[Some records]
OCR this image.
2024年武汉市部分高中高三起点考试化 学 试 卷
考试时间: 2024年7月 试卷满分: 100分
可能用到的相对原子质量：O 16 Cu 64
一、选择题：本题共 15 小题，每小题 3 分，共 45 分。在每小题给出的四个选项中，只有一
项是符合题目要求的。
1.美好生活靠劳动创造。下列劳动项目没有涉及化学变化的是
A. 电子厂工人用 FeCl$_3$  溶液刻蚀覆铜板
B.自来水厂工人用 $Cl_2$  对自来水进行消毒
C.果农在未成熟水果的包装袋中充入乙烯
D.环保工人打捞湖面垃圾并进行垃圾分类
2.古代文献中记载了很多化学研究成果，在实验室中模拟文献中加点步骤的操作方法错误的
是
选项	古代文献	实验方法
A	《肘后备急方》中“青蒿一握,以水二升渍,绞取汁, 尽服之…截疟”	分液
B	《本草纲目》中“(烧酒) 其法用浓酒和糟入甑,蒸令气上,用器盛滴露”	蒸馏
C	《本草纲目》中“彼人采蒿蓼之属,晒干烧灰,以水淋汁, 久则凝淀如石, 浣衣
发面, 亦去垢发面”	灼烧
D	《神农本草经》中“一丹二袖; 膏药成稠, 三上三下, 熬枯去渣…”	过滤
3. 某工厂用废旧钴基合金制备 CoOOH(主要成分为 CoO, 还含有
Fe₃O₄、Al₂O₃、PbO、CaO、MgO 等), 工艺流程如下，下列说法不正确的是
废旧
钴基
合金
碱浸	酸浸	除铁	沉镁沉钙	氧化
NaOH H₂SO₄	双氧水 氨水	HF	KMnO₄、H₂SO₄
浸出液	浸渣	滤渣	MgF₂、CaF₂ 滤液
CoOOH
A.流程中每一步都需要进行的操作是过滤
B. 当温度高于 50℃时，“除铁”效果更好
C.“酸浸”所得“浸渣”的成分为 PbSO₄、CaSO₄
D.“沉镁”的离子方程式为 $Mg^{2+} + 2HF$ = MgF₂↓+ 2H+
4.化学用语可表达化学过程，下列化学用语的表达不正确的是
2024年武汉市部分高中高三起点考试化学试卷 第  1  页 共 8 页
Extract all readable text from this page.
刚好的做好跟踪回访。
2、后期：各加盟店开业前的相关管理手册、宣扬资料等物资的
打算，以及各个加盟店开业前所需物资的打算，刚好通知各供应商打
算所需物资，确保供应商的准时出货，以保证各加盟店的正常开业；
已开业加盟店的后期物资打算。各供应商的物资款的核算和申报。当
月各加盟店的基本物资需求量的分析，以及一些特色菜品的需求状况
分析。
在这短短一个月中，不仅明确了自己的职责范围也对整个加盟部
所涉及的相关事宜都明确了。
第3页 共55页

(YOUR TASK) Your task is to reproduce, exactly and exclusively, the lines from the one holding "Extract all readable text from this page." through the final line of the listing.

(RESULT FOR THIS TASK)
Extract all readable text from this page.
刚好的做好跟踪回访。
2、后期：各加盟店开业前的相关管理手册、宣扬资料等物资的
打算，以及各个加盟店开业前所需物资的打算，刚好通知各供应商打
算所需物资，确保供应商的准时出货，以保证各加盟店的正常开业；
已开业加盟店的后期物资打算。各供应商的物资款的核算和申报。当
月各加盟店的基本物资需求量的分析，以及一些特色菜品的需求状况
分析。
在这短短一个月中，不仅明确了自己的职责范围也对整个加盟部
所涉及的相关事宜都明确了。
第3页 共55页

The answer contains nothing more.